Figure contents as structured data
---

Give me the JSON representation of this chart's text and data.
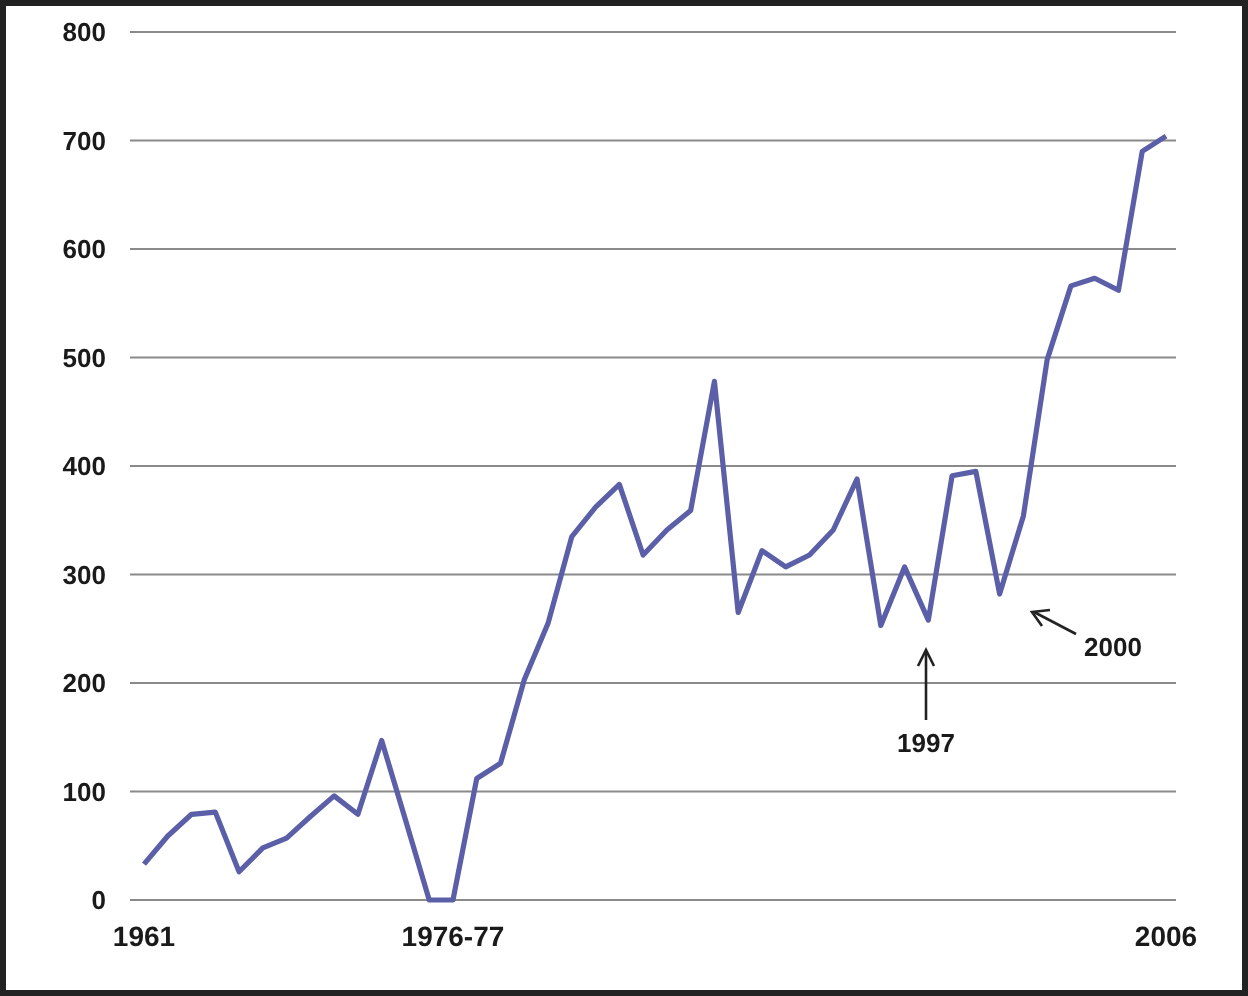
{
  "chart_data": {
    "type": "line",
    "categories": [
      "1961",
      null,
      null,
      null,
      null,
      null,
      null,
      null,
      null,
      null,
      null,
      null,
      null,
      "1976-77",
      null,
      null,
      null,
      null,
      null,
      null,
      null,
      null,
      null,
      null,
      null,
      null,
      null,
      null,
      null,
      null,
      null,
      null,
      null,
      null,
      null,
      null,
      null,
      null,
      null,
      null,
      null,
      null,
      null,
      "2006"
    ],
    "series": [
      {
        "color": "#5b5fa8",
        "values": [
          33,
          59,
          79,
          81,
          26,
          48,
          57,
          77,
          96,
          79,
          147,
          74,
          0,
          0,
          112,
          126,
          203,
          255,
          335,
          362,
          383,
          318,
          341,
          359,
          478,
          265,
          322,
          307,
          318,
          341,
          388,
          253,
          307,
          258,
          391,
          395,
          282,
          354,
          498,
          566,
          573,
          562,
          690,
          704
        ]
      }
    ],
    "ylim": [
      0,
      800
    ],
    "yticks": [
      0,
      100,
      200,
      300,
      400,
      500,
      600,
      700,
      800
    ],
    "grid": "y",
    "marker": "none",
    "line_style": "solid",
    "annotations": [
      "1997",
      "2000"
    ]
  }
}
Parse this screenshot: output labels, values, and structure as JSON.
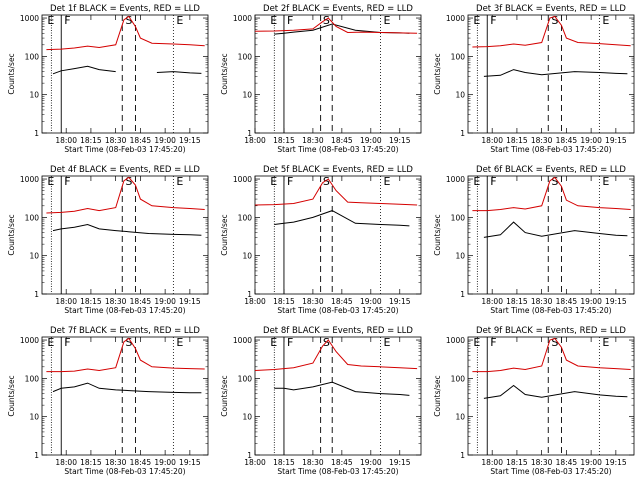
{
  "y_ticks": [
    "1",
    "10",
    "100",
    "1000"
  ],
  "x_ticks": [
    "18:00",
    "18:15",
    "18:30",
    "18:45",
    "19:00",
    "19:15"
  ],
  "start_time_label": "Start Time (08-Feb-03 17:45:20)",
  "colors": {
    "events": "#000000",
    "lld": "#d40000",
    "axis": "#000000"
  },
  "chart_data": [
    {
      "type": "line",
      "title": "Det 1f BLACK = Events, RED = LLD",
      "ylabel": "Counts/sec",
      "xlabel": "Start Time (08-Feb-03 17:45:20)",
      "scale": "log",
      "ylim": [
        1,
        1200
      ],
      "xlim": [
        "17:45:20",
        "19:26"
      ],
      "markers": [
        {
          "label": "E"
        },
        {
          "label": "F"
        },
        {
          "label": "S"
        },
        {
          "label": "E"
        }
      ],
      "series": [
        {
          "name": "Events",
          "x": [
            "17:52",
            "17:57",
            "18:05",
            "18:13",
            "18:20",
            "18:30",
            "18:45",
            "18:55",
            "19:05",
            "19:15",
            "19:22"
          ],
          "values": [
            35,
            42,
            48,
            55,
            45,
            40,
            null,
            38,
            40,
            37,
            36
          ]
        },
        {
          "name": "LLD",
          "x": [
            "17:48",
            "17:57",
            "18:05",
            "18:13",
            "18:20",
            "18:30",
            "18:35",
            "18:38",
            "18:42",
            "18:45",
            "18:52",
            "19:05",
            "19:15",
            "19:24"
          ],
          "values": [
            150,
            155,
            165,
            185,
            170,
            200,
            900,
            1100,
            600,
            300,
            220,
            210,
            200,
            190
          ]
        }
      ]
    },
    {
      "type": "line",
      "title": "Det 2f BLACK = Events, RED = LLD",
      "ylabel": "Counts/sec",
      "xlabel": "Start Time (08-Feb-03 17:45:20)",
      "scale": "log",
      "ylim": [
        1,
        1200
      ],
      "xlim": [
        "18:00",
        "19:26"
      ],
      "markers": [
        {
          "label": "E"
        },
        {
          "label": "F"
        },
        {
          "label": "S"
        },
        {
          "label": "E"
        }
      ],
      "series": [
        {
          "name": "Events",
          "x": [
            "18:10",
            "18:15",
            "18:20",
            "18:30",
            "18:40",
            "18:52",
            "19:05",
            "19:15",
            "19:20"
          ],
          "values": [
            380,
            400,
            430,
            480,
            700,
            480,
            420,
            410,
            400
          ]
        },
        {
          "name": "LLD",
          "x": [
            "18:00",
            "18:10",
            "18:20",
            "18:30",
            "18:35",
            "18:38",
            "18:42",
            "18:48",
            "18:55",
            "19:05",
            "19:15",
            "19:24"
          ],
          "values": [
            450,
            460,
            480,
            520,
            800,
            1000,
            600,
            420,
            430,
            420,
            410,
            400
          ]
        }
      ]
    },
    {
      "type": "line",
      "title": "Det 3f BLACK = Events, RED = LLD",
      "ylabel": "Counts/sec",
      "xlabel": "Start Time (08-Feb-03 17:45:20)",
      "scale": "log",
      "ylim": [
        1,
        1200
      ],
      "xlim": [
        "17:45:20",
        "19:26"
      ],
      "markers": [
        {
          "label": "E"
        },
        {
          "label": "F"
        },
        {
          "label": "S"
        },
        {
          "label": "E"
        }
      ],
      "series": [
        {
          "name": "Events",
          "x": [
            "17:55",
            "18:05",
            "18:13",
            "18:20",
            "18:30",
            "18:50",
            "19:05",
            "19:15",
            "19:22"
          ],
          "values": [
            30,
            32,
            45,
            38,
            33,
            40,
            38,
            36,
            35
          ]
        },
        {
          "name": "LLD",
          "x": [
            "17:48",
            "17:57",
            "18:05",
            "18:13",
            "18:20",
            "18:30",
            "18:35",
            "18:38",
            "18:42",
            "18:45",
            "18:52",
            "19:05",
            "19:15",
            "19:24"
          ],
          "values": [
            175,
            180,
            190,
            210,
            195,
            230,
            1000,
            1100,
            650,
            300,
            230,
            215,
            200,
            190
          ]
        }
      ]
    },
    {
      "type": "line",
      "title": "Det 4f BLACK = Events, RED = LLD",
      "ylabel": "Counts/sec",
      "xlabel": "Start Time (08-Feb-03 17:45:20)",
      "scale": "log",
      "ylim": [
        1,
        1200
      ],
      "xlim": [
        "17:45:20",
        "19:26"
      ],
      "markers": [
        {
          "label": "E"
        },
        {
          "label": "F"
        },
        {
          "label": "S"
        },
        {
          "label": "E"
        }
      ],
      "series": [
        {
          "name": "Events",
          "x": [
            "17:52",
            "17:57",
            "18:05",
            "18:13",
            "18:20",
            "18:30",
            "18:50",
            "19:05",
            "19:15",
            "19:22"
          ],
          "values": [
            45,
            50,
            55,
            65,
            50,
            45,
            38,
            36,
            35,
            34
          ]
        },
        {
          "name": "LLD",
          "x": [
            "17:48",
            "17:57",
            "18:05",
            "18:13",
            "18:20",
            "18:30",
            "18:35",
            "18:38",
            "18:42",
            "18:45",
            "18:52",
            "19:05",
            "19:15",
            "19:24"
          ],
          "values": [
            130,
            135,
            145,
            170,
            150,
            180,
            900,
            1100,
            700,
            300,
            200,
            180,
            170,
            160
          ]
        }
      ]
    },
    {
      "type": "line",
      "title": "Det 5f BLACK = Events, RED = LLD",
      "ylabel": "Counts/sec",
      "xlabel": "Start Time (08-Feb-03 17:45:20)",
      "scale": "log",
      "ylim": [
        1,
        1200
      ],
      "xlim": [
        "18:00",
        "19:26"
      ],
      "markers": [
        {
          "label": "E"
        },
        {
          "label": "F"
        },
        {
          "label": "S"
        },
        {
          "label": "E"
        }
      ],
      "series": [
        {
          "name": "Events",
          "x": [
            "18:10",
            "18:15",
            "18:20",
            "18:30",
            "18:40",
            "18:52",
            "19:05",
            "19:15",
            "19:20"
          ],
          "values": [
            65,
            70,
            75,
            100,
            150,
            70,
            65,
            62,
            60
          ]
        },
        {
          "name": "LLD",
          "x": [
            "18:00",
            "18:10",
            "18:20",
            "18:30",
            "18:35",
            "18:38",
            "18:42",
            "18:48",
            "18:55",
            "19:05",
            "19:15",
            "19:24"
          ],
          "values": [
            210,
            215,
            230,
            300,
            800,
            1000,
            500,
            250,
            240,
            230,
            220,
            210
          ]
        }
      ]
    },
    {
      "type": "line",
      "title": "Det 6f BLACK = Events, RED = LLD",
      "ylabel": "Counts/sec",
      "xlabel": "Start Time (08-Feb-03 17:45:20)",
      "scale": "log",
      "ylim": [
        1,
        1200
      ],
      "xlim": [
        "17:45:20",
        "19:26"
      ],
      "markers": [
        {
          "label": "E"
        },
        {
          "label": "F"
        },
        {
          "label": "S"
        },
        {
          "label": "E"
        }
      ],
      "series": [
        {
          "name": "Events",
          "x": [
            "17:55",
            "18:05",
            "18:13",
            "18:20",
            "18:30",
            "18:50",
            "19:05",
            "19:15",
            "19:22"
          ],
          "values": [
            30,
            35,
            75,
            40,
            32,
            45,
            38,
            34,
            33
          ]
        },
        {
          "name": "LLD",
          "x": [
            "17:48",
            "17:57",
            "18:05",
            "18:13",
            "18:20",
            "18:30",
            "18:35",
            "18:38",
            "18:42",
            "18:45",
            "18:52",
            "19:05",
            "19:15",
            "19:24"
          ],
          "values": [
            150,
            150,
            160,
            180,
            165,
            200,
            900,
            1100,
            650,
            280,
            200,
            180,
            170,
            160
          ]
        }
      ]
    },
    {
      "type": "line",
      "title": "Det 7f BLACK = Events, RED = LLD",
      "ylabel": "Counts/sec",
      "xlabel": "Start Time (08-Feb-03 17:45:20)",
      "scale": "log",
      "ylim": [
        1,
        1200
      ],
      "xlim": [
        "17:45:20",
        "19:26"
      ],
      "markers": [
        {
          "label": "E"
        },
        {
          "label": "F"
        },
        {
          "label": "S"
        },
        {
          "label": "E"
        }
      ],
      "series": [
        {
          "name": "Events",
          "x": [
            "17:52",
            "17:57",
            "18:05",
            "18:13",
            "18:20",
            "18:30",
            "18:50",
            "19:05",
            "19:15",
            "19:22"
          ],
          "values": [
            45,
            55,
            60,
            75,
            55,
            50,
            45,
            43,
            42,
            42
          ]
        },
        {
          "name": "LLD",
          "x": [
            "17:48",
            "17:57",
            "18:05",
            "18:13",
            "18:20",
            "18:30",
            "18:35",
            "18:38",
            "18:42",
            "18:45",
            "18:52",
            "19:05",
            "19:15",
            "19:24"
          ],
          "values": [
            150,
            150,
            155,
            175,
            160,
            190,
            900,
            1100,
            600,
            300,
            200,
            185,
            180,
            175
          ]
        }
      ]
    },
    {
      "type": "line",
      "title": "Det 8f BLACK = Events, RED = LLD",
      "ylabel": "Counts/sec",
      "xlabel": "Start Time (08-Feb-03 17:45:20)",
      "scale": "log",
      "ylim": [
        1,
        1200
      ],
      "xlim": [
        "18:00",
        "19:26"
      ],
      "markers": [
        {
          "label": "E"
        },
        {
          "label": "F"
        },
        {
          "label": "S"
        },
        {
          "label": "E"
        }
      ],
      "series": [
        {
          "name": "Events",
          "x": [
            "18:10",
            "18:15",
            "18:20",
            "18:30",
            "18:40",
            "18:52",
            "19:05",
            "19:15",
            "19:20"
          ],
          "values": [
            55,
            55,
            50,
            60,
            80,
            45,
            40,
            38,
            36
          ]
        },
        {
          "name": "LLD",
          "x": [
            "18:00",
            "18:10",
            "18:20",
            "18:30",
            "18:35",
            "18:38",
            "18:42",
            "18:48",
            "18:55",
            "19:05",
            "19:15",
            "19:24"
          ],
          "values": [
            160,
            170,
            190,
            250,
            700,
            1000,
            500,
            230,
            210,
            200,
            190,
            180
          ]
        }
      ]
    },
    {
      "type": "line",
      "title": "Det 9f BLACK = Events, RED = LLD",
      "ylabel": "Counts/sec",
      "xlabel": "Start Time (08-Feb-03 17:45:20)",
      "scale": "log",
      "ylim": [
        1,
        1200
      ],
      "xlim": [
        "17:45:20",
        "19:26"
      ],
      "markers": [
        {
          "label": "E"
        },
        {
          "label": "F"
        },
        {
          "label": "S"
        },
        {
          "label": "E"
        }
      ],
      "series": [
        {
          "name": "Events",
          "x": [
            "17:55",
            "18:05",
            "18:13",
            "18:20",
            "18:30",
            "18:50",
            "19:05",
            "19:15",
            "19:22"
          ],
          "values": [
            30,
            35,
            65,
            38,
            32,
            45,
            37,
            34,
            33
          ]
        },
        {
          "name": "LLD",
          "x": [
            "17:48",
            "17:57",
            "18:05",
            "18:13",
            "18:20",
            "18:30",
            "18:35",
            "18:38",
            "18:42",
            "18:45",
            "18:52",
            "19:05",
            "19:15",
            "19:24"
          ],
          "values": [
            150,
            150,
            160,
            185,
            170,
            210,
            1000,
            1100,
            650,
            300,
            210,
            190,
            180,
            170
          ]
        }
      ]
    }
  ]
}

---

Exercise objective
Count each line of the data where the word "this" appears, then reply with the total only.

Reply
2